START TEXT PASSAGE

To test your BIOS image in Qemu
-------------------------------

qemu-system-{i386,x86-64} -hda disk.img

Notes on using Grub2 for x86/x86_64 EFI-based platforms
=======================================================

1. Create a disk image
   dd if=/dev/zero of=disk.img bs=1M count=32
2. Partition it with GPT partitions
   cgdisk disk.img
    - Create a first partition, type EF00, for the
      bootloader and kernel image
    - Create a second partition, type 8300, for the root
      filesystem.

END TEXT PASSAGE
START DATASET EXCERPTS

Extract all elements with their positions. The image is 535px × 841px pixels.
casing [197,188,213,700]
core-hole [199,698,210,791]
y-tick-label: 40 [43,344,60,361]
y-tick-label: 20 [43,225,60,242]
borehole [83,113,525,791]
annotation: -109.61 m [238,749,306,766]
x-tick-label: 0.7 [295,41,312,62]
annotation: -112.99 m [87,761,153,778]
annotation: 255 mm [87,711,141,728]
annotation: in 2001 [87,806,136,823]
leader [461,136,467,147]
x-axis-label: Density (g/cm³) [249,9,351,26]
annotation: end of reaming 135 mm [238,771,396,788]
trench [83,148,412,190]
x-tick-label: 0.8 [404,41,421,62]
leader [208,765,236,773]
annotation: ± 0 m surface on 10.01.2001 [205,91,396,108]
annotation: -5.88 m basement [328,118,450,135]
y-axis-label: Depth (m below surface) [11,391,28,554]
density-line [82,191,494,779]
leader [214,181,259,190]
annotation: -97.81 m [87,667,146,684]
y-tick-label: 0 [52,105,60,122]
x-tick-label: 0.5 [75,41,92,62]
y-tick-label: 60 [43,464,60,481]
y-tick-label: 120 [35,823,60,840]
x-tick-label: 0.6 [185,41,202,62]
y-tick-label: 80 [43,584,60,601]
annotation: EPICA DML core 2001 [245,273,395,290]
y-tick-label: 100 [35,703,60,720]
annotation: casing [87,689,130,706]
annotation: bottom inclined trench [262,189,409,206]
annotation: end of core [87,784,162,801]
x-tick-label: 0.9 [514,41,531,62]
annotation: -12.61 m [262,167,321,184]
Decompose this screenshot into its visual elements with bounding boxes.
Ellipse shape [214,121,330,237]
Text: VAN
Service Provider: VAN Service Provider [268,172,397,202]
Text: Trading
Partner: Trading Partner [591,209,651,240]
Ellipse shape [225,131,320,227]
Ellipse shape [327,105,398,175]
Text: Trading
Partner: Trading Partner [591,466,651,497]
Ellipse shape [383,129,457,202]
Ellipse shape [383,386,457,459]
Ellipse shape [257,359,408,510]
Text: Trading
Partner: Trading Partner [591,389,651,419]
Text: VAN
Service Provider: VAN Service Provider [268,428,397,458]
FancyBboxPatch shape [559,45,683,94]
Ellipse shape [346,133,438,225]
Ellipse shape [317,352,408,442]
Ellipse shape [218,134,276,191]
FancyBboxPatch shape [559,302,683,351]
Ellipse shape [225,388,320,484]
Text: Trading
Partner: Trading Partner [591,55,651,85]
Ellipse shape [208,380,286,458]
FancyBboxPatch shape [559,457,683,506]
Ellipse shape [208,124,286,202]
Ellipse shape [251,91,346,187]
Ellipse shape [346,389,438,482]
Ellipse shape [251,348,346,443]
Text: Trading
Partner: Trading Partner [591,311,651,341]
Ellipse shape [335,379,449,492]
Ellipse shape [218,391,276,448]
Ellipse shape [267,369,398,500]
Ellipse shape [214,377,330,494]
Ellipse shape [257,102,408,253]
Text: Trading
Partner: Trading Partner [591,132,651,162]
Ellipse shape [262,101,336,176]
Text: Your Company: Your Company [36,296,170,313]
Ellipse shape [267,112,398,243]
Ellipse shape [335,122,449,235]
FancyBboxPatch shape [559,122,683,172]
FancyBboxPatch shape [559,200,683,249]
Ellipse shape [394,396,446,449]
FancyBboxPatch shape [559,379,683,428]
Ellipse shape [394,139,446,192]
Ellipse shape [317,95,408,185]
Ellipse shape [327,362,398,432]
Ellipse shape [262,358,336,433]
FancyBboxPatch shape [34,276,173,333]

END DATASET EXCERPTS

PROMPT 1:
In the Qemu and Grub2 notes, rewrite the step that begins "Partition it with GPT partitions" as a short list, keeping its main facts.
PROMPT 2:
Based on the Qemu and Grub2 notes, decide whether each statement agrees with them. Answer yes or no for each, quoting the deciding words.
(a) The disk image is created with a block size of 1M and a count of 32.
(b) The second partition is given type EF00.
(c) The disk image is partitioned with cgdisk.
PROMPT 3:
Reproduce the part of the Qemu and Grub2 notes between "Notes on using" and "filesystem.", inclusive.

EXERCISE RESPONSE 1:
- Partition disk.img with GPT partitions, using cgdisk disk.img.
- First partition: type EF00, for the bootloader and kernel image.
- Second partition: type 8300, for the root filesystem.

EXERCISE RESPONSE 2:
(a) Yes: "dd if=/dev/zero of=disk.img bs=1M count=32"
(b) No: "Create a second partition, type 8300, for the root"
(c) Yes: "cgdisk disk.img"

EXERCISE RESPONSE 3:
Notes on using Grub2 for x86/x86_64 EFI-based platforms
=======================================================

1. Create a disk image
   dd if=/dev/zero of=disk.img bs=1M count=32
2. Partition it with GPT partitions
   cgdisk disk.img
    - Create a first partition, type EF00, for the
      bootloader and kernel image
    - Create a second partition, type 8300, for the root
      filesystem.